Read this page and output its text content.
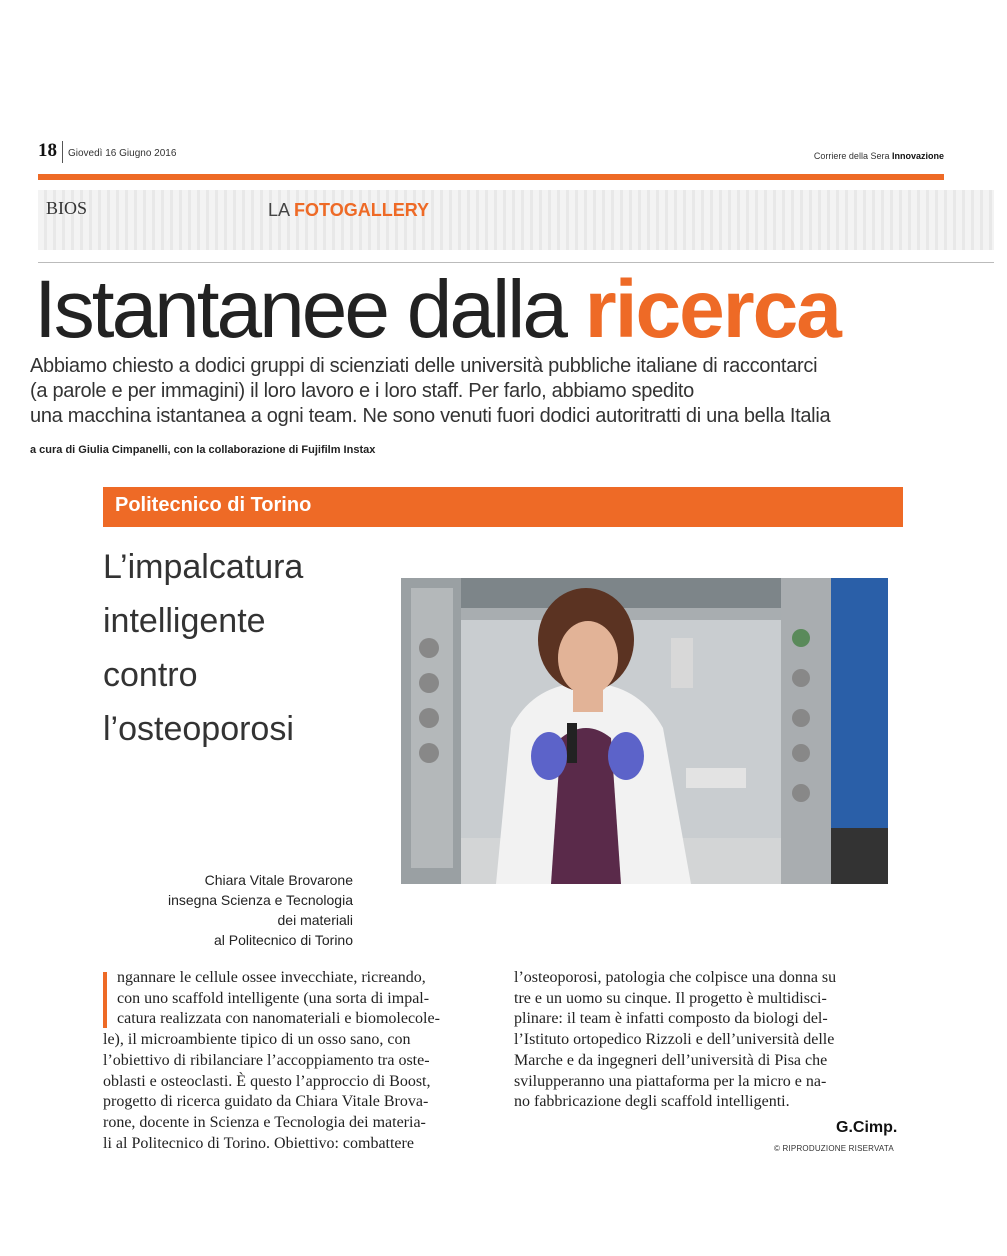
18 Giovedì 16 Giugno 2016	Corriere della Sera Innovazione
BIOS	LA FOTOGALLERY
Istantanee dalla ricerca
Abbiamo chiesto a dodici gruppi di scienziati delle università pubbliche italiane di raccontarci
(a parole e per immagini) il loro lavoro e i loro staff. Per farlo, abbiamo spedito
una macchina istantanea a ogni team. Ne sono venuti fuori dodici autoritratti di una bella Italia
a cura di Giulia Cimpanelli, con la collaborazione di Fujifilm Instax
Politecnico di Torino
L’impalcatura
intelligente
contro
l’osteoporosi
Chiara Vitale Brovarone
insegna Scienza e Tecnologia
dei materiali
al Politecnico di Torino
ngannare le cellule ossee invecchiate, ricreando,
con uno scaffold intelligente (una sorta di impal-
catura realizzata con nanomateriali e biomolecole-
le), il microambiente tipico di un osso sano, con
l’obiettivo di ribilanciare l’accoppiamento tra oste-
oblasti e osteoclasti. È questo l’approccio di Boost,
progetto di ricerca guidato da Chiara Vitale Brova-
rone, docente in Scienza e Tecnologia dei materia-
li al Politecnico di Torino. Obiettivo: combattere
l’osteoporosi, patologia che colpisce una donna su
tre e un uomo su cinque. Il progetto è multidisci-
plinare: il team è infatti composto da biologi del-
l’Istituto ortopedico Rizzoli e dell’università delle
Marche e da ingegneri dell’università di Pisa che
svilupperanno una piattaforma per la micro e na-
no fabbricazione degli scaffold intelligenti.
G.Cimp.
© RIPRODUZIONE RISERVATA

* _What is expected_: Gather each line in the data that holds the string "osteoporosi".

* _Solution to this problem_:
l’osteoporosi
l’osteoporosi, patologia che colpisce una donna su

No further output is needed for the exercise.